Aim ::
Please print the rows character for character, from the first row up to and including the row that contains "graph-node-label: AugmentedLlm xyxy=(788,971,966,1000)".

Material provided ::
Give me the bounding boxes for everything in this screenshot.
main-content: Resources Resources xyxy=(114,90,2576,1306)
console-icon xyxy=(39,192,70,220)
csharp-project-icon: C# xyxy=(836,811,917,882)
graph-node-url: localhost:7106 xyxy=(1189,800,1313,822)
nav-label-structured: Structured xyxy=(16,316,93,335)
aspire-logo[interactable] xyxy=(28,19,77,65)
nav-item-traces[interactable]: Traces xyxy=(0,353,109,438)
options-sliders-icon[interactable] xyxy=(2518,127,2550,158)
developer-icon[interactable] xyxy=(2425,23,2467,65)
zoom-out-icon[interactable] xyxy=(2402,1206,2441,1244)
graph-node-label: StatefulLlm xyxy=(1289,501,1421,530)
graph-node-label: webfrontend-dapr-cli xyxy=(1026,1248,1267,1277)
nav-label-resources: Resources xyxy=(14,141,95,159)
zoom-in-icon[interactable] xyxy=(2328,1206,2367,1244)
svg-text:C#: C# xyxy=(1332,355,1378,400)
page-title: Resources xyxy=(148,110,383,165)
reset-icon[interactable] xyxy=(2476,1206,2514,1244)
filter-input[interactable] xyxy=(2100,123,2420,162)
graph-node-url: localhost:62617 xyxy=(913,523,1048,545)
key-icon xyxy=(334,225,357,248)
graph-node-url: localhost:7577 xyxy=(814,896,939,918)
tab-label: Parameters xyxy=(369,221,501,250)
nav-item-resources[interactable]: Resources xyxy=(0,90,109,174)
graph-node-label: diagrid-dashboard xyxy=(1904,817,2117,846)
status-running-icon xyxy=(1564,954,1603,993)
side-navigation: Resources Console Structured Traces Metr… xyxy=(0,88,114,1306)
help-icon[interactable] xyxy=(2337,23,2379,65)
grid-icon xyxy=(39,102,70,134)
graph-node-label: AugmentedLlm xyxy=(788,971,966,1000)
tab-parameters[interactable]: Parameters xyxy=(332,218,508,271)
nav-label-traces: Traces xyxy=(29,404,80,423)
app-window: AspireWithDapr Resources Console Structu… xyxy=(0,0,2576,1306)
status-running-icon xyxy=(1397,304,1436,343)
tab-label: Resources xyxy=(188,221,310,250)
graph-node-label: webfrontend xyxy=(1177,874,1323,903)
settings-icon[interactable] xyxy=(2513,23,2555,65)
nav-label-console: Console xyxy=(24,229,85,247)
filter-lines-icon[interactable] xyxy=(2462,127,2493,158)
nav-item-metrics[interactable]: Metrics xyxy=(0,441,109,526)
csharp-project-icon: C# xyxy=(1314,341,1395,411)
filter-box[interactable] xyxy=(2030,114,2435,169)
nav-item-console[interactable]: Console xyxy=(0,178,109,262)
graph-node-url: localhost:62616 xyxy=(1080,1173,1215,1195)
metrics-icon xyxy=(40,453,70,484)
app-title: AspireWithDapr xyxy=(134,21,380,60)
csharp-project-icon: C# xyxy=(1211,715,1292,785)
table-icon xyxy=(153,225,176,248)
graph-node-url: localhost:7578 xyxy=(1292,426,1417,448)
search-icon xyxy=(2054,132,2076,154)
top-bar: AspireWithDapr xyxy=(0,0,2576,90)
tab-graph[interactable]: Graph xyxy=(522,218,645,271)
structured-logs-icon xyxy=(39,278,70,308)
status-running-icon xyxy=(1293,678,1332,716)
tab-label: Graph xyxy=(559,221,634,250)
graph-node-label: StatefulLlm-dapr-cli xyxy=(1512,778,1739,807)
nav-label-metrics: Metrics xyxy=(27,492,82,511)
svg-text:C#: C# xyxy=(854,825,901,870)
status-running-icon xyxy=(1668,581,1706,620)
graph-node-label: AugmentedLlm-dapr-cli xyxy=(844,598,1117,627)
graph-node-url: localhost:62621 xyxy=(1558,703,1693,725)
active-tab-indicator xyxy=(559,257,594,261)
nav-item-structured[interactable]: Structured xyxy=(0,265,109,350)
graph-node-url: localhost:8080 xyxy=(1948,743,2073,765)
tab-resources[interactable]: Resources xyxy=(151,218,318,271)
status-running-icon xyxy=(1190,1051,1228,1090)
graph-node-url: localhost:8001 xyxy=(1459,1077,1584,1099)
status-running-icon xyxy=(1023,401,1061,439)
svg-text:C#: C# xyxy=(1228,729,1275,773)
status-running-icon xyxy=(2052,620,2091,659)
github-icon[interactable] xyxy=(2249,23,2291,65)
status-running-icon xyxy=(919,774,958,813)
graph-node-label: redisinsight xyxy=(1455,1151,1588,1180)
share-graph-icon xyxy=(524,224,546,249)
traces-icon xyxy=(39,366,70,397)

Task result ::
Give me the bounding boxes for everything in this screenshot.
main-content: Resources Resources xyxy=(114,90,2576,1306)
console-icon xyxy=(39,192,70,220)
csharp-project-icon: C# xyxy=(836,811,917,882)
graph-node-url: localhost:7106 xyxy=(1189,800,1313,822)
nav-label-structured: Structured xyxy=(16,316,93,335)
aspire-logo[interactable] xyxy=(28,19,77,65)
nav-item-traces[interactable]: Traces xyxy=(0,353,109,438)
options-sliders-icon[interactable] xyxy=(2518,127,2550,158)
developer-icon[interactable] xyxy=(2425,23,2467,65)
zoom-out-icon[interactable] xyxy=(2402,1206,2441,1244)
graph-node-label: StatefulLlm xyxy=(1289,501,1421,530)
graph-node-label: webfrontend-dapr-cli xyxy=(1026,1248,1267,1277)
nav-label-resources: Resources xyxy=(14,141,95,159)
zoom-in-icon[interactable] xyxy=(2328,1206,2367,1244)
svg-text:C#: C# xyxy=(1332,355,1378,400)
page-title: Resources xyxy=(148,110,383,165)
reset-icon[interactable] xyxy=(2476,1206,2514,1244)
filter-input[interactable] xyxy=(2100,123,2420,162)
graph-node-url: localhost:62617 xyxy=(913,523,1048,545)
key-icon xyxy=(334,225,357,248)
graph-node-url: localhost:7577 xyxy=(814,896,939,918)
tab-label: Parameters xyxy=(369,221,501,250)
nav-item-resources[interactable]: Resources xyxy=(0,90,109,174)
graph-node-label: diagrid-dashboard xyxy=(1904,817,2117,846)
status-running-icon xyxy=(1564,954,1603,993)
side-navigation: Resources Console Structured Traces Metr… xyxy=(0,88,114,1306)
help-icon[interactable] xyxy=(2337,23,2379,65)
grid-icon xyxy=(39,102,70,134)
graph-node-label: AugmentedLlm xyxy=(788,971,966,1000)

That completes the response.